Extracted records
###

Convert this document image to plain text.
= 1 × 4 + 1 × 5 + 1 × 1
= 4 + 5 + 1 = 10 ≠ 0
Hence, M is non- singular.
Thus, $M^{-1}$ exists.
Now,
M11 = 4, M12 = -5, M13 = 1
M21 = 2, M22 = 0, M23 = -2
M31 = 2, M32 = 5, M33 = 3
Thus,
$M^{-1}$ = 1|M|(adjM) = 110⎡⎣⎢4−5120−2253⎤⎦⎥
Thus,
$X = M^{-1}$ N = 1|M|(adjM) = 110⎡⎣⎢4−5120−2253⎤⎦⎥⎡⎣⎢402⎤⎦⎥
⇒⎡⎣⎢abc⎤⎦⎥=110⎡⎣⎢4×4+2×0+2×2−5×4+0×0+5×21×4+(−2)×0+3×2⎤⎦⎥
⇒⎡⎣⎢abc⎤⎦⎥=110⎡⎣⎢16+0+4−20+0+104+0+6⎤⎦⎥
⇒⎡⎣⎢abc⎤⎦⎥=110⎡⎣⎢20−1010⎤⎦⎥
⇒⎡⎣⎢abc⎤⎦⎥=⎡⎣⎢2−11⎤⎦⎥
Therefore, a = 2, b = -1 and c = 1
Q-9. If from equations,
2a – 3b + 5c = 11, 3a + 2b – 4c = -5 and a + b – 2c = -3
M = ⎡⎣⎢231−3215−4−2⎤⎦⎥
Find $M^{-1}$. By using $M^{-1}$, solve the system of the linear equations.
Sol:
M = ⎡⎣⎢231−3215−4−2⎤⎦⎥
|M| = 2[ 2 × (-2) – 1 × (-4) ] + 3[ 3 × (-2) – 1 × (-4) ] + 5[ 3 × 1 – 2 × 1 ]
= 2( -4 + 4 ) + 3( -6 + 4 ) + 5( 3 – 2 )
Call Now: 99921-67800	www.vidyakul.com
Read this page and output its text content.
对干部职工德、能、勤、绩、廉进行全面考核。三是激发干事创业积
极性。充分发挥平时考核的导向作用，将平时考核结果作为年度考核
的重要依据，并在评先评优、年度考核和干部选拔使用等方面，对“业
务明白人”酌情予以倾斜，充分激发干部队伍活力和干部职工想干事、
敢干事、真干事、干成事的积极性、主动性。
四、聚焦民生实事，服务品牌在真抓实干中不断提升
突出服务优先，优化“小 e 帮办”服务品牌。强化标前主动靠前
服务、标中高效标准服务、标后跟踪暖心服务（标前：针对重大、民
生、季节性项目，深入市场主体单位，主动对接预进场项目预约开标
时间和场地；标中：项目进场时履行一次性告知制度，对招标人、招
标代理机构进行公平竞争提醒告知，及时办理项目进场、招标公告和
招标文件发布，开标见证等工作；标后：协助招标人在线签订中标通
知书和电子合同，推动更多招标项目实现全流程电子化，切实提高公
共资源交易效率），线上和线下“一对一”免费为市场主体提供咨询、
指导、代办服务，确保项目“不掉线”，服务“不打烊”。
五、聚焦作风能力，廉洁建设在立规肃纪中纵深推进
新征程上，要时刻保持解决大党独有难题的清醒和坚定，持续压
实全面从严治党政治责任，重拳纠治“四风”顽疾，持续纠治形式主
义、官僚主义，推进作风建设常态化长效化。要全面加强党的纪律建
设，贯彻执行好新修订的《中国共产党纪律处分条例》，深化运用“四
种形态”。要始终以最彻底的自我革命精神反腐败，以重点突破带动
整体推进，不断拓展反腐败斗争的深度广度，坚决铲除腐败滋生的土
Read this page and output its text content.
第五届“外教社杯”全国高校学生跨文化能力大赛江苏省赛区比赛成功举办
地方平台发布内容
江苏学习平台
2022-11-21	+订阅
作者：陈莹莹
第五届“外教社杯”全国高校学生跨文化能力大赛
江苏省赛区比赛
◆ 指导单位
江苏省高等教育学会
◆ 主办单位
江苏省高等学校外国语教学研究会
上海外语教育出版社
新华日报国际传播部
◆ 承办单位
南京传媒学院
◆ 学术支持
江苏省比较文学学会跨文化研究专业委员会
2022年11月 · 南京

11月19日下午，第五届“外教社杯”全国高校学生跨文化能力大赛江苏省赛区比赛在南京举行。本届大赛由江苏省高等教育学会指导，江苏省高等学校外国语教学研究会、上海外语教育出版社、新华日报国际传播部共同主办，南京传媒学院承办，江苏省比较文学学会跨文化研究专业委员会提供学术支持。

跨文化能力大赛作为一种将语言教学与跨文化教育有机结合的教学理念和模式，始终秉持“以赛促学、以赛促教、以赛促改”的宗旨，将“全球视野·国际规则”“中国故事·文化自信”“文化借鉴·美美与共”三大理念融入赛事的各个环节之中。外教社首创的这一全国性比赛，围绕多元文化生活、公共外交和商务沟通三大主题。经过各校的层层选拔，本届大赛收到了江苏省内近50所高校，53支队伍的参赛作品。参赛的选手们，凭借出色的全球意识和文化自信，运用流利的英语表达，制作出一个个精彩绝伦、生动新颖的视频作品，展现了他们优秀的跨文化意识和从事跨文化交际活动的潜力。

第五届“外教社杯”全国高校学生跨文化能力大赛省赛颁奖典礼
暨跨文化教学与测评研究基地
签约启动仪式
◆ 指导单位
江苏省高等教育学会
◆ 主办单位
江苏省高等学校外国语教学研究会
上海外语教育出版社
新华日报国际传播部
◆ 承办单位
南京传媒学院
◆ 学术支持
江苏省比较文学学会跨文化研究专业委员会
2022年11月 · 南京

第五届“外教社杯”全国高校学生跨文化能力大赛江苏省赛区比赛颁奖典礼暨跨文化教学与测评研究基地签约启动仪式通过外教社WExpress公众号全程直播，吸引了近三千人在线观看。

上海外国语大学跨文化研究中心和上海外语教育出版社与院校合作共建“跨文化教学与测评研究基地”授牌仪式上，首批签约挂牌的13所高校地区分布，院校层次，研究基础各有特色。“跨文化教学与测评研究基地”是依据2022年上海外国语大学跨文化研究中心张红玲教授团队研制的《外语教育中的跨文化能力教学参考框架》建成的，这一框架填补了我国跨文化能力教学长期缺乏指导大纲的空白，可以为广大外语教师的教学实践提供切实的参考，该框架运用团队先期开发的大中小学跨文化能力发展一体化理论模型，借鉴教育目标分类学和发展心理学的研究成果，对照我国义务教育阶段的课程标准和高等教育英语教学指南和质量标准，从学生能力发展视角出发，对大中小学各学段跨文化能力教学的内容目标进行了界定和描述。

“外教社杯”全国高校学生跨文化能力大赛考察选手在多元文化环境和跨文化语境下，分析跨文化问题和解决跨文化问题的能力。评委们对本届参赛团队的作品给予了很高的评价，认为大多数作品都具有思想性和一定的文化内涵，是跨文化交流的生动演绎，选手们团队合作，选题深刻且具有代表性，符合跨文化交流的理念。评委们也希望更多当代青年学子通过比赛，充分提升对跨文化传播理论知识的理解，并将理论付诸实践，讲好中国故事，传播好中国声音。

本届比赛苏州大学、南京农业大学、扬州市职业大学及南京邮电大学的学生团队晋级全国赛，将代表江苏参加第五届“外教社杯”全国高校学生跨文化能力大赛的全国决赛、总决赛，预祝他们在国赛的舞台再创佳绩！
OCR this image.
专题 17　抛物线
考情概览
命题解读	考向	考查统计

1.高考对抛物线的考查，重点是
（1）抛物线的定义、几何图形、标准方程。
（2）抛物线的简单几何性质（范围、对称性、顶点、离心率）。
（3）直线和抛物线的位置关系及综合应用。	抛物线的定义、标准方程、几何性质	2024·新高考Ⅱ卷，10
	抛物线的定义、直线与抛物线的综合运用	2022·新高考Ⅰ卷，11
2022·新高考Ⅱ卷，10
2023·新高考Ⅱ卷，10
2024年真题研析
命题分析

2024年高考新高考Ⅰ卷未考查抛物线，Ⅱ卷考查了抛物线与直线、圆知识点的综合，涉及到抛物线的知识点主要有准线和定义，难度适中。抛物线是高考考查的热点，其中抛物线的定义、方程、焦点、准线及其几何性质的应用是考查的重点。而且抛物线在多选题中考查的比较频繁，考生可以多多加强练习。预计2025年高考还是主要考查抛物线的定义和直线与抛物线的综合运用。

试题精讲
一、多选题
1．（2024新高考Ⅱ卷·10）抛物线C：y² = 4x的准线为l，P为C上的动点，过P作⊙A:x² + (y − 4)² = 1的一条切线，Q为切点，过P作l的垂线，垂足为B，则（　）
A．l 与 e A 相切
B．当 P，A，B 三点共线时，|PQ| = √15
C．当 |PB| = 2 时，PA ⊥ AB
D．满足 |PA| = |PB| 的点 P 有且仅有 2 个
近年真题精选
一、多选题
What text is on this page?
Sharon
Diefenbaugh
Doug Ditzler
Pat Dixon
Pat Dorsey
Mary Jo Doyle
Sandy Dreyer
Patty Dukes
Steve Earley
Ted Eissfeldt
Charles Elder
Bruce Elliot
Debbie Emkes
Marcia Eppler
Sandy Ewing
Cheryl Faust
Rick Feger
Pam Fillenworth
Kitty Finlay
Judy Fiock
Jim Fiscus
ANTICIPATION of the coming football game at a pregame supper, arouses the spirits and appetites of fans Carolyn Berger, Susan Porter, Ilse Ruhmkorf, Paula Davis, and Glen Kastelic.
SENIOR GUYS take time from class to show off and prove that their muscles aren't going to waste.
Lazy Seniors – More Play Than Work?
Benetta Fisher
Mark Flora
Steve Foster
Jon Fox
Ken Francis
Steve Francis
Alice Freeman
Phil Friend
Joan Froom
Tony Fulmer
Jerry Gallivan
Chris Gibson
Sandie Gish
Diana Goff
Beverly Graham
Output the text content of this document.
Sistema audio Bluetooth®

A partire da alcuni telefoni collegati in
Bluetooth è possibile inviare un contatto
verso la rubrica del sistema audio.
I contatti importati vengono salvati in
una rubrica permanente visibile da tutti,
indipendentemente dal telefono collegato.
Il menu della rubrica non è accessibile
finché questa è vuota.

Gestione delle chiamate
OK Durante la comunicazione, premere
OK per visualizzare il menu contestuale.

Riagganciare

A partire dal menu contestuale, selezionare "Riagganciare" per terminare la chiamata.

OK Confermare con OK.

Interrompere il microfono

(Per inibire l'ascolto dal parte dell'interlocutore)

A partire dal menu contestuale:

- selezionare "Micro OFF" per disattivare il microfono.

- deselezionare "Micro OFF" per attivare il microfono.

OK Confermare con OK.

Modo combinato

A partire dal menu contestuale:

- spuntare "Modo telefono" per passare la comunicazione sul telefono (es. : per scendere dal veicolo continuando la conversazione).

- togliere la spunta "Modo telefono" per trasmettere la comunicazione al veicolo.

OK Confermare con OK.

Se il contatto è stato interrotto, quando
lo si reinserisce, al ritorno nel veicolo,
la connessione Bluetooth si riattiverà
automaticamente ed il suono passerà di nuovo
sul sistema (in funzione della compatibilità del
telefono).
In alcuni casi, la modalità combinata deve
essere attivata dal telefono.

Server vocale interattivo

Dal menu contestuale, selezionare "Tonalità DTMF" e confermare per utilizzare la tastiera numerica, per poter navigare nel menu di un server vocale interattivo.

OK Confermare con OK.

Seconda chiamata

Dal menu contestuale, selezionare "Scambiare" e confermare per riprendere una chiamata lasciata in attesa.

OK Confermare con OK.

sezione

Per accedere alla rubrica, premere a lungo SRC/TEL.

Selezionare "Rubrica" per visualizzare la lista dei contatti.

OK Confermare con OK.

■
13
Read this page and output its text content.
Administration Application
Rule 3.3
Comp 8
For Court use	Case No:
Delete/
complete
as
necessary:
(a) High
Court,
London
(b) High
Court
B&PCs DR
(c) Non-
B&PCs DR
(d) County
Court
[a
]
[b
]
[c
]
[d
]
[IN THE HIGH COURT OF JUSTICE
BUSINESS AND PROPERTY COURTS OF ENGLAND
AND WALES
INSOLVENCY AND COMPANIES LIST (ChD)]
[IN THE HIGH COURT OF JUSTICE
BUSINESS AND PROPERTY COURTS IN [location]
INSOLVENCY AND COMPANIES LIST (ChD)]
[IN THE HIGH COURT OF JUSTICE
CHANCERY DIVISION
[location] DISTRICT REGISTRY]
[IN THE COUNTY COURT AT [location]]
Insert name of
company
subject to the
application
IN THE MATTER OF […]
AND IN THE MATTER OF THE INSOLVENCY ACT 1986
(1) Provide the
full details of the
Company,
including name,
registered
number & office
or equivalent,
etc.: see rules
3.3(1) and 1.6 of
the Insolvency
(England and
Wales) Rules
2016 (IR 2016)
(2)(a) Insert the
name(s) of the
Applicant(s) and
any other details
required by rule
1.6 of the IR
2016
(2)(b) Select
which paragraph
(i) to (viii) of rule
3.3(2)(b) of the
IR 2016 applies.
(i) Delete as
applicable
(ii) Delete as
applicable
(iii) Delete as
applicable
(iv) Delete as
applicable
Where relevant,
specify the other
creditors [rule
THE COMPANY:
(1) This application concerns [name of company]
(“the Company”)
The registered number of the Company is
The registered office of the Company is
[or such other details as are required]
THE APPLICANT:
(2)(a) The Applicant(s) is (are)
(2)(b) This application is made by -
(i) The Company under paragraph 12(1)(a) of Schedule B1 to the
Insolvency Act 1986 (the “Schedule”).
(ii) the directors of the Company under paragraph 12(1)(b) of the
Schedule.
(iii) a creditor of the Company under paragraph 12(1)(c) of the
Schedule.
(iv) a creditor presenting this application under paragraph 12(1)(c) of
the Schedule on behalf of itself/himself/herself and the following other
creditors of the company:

###

→ **GIVEN INSTRUCTION**
Give only the number of lines that include the word "MATTER".

→ **THE COMPLETED TASK**
2